TASK PROMPT — Output solely the number of lines containing the string "JSON".

RECORDED DATA —
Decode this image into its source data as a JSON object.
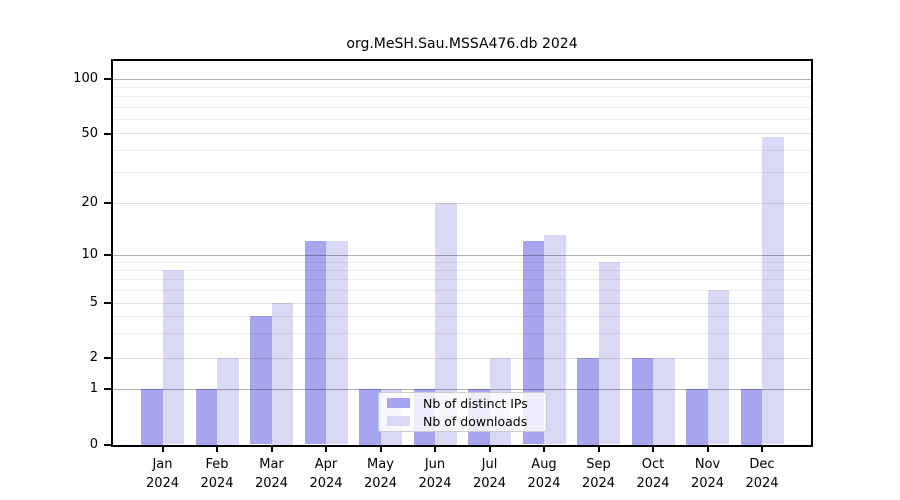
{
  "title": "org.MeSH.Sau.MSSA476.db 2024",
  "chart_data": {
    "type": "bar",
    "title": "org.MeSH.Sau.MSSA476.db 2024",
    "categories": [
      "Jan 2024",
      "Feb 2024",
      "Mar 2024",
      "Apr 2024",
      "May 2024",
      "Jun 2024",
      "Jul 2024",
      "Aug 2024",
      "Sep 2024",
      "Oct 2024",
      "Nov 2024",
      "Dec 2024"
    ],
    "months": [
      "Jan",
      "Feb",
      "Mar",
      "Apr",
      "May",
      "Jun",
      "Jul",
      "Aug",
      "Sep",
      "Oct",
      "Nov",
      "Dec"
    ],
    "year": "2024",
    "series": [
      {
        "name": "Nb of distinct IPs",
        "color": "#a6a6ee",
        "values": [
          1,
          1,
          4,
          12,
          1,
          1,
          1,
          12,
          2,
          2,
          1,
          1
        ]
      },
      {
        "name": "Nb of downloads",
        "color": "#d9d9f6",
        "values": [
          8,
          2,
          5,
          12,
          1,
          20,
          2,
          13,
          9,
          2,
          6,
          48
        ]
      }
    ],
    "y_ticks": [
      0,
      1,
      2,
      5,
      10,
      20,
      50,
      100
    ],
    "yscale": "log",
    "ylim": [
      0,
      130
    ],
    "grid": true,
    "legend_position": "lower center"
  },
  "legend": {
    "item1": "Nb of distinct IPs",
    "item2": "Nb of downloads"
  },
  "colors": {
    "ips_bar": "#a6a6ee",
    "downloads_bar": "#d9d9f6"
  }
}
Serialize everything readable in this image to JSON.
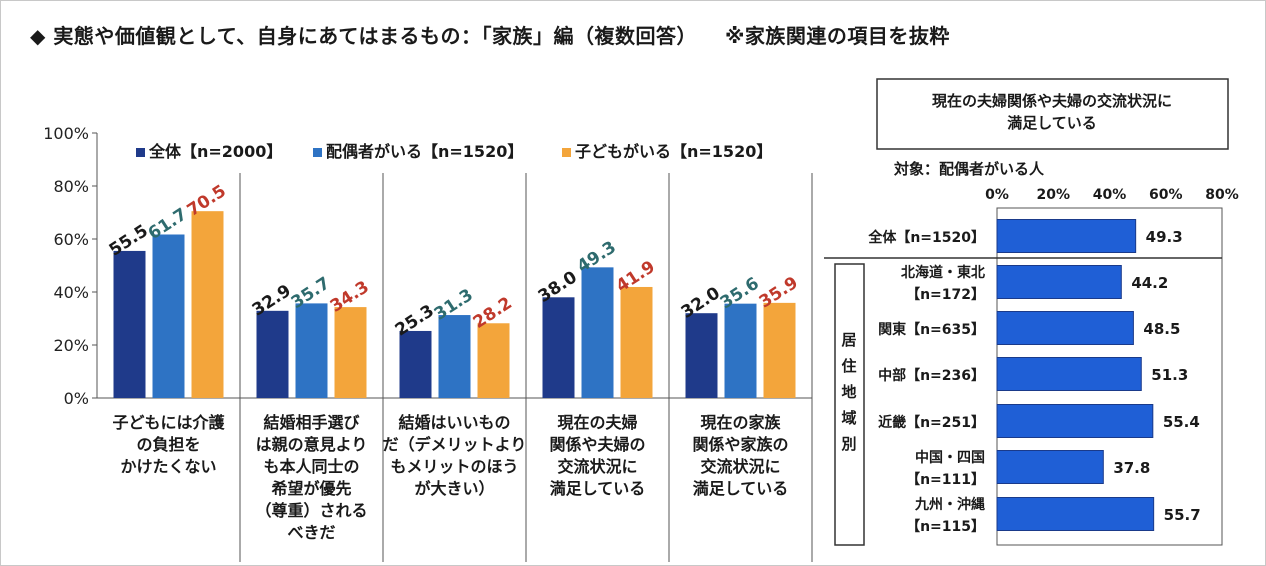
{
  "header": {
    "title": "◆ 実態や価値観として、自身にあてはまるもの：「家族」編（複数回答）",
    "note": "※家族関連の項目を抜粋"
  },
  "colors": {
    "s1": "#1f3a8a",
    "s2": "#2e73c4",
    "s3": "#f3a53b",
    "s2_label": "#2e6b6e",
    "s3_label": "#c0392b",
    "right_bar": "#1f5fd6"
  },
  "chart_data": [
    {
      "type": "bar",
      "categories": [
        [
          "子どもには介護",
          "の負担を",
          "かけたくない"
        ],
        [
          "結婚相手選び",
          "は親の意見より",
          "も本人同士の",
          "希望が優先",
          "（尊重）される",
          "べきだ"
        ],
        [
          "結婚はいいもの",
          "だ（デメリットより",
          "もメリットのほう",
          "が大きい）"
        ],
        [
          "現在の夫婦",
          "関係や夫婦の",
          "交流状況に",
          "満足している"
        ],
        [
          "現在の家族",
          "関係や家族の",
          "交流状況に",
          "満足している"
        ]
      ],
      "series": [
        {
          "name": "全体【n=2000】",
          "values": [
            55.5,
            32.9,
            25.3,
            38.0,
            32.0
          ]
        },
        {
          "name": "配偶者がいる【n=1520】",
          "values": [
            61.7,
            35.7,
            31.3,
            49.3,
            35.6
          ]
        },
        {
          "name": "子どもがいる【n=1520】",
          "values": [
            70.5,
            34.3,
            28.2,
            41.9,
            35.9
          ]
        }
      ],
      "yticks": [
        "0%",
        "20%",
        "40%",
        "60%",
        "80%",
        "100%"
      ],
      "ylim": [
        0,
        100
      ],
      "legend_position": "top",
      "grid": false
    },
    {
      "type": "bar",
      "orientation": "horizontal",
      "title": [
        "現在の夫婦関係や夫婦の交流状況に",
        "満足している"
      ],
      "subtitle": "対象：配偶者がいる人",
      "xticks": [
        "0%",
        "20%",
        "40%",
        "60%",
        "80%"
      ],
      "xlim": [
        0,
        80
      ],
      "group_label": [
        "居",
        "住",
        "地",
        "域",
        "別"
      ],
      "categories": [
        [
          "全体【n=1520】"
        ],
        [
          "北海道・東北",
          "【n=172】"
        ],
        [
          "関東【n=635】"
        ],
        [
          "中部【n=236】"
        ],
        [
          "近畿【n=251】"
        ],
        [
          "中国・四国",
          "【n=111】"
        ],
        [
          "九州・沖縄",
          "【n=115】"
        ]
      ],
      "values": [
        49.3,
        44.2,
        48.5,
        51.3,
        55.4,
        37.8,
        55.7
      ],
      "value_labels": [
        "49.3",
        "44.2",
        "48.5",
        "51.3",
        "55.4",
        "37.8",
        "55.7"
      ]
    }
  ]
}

WRITTEN RESPONSE — 2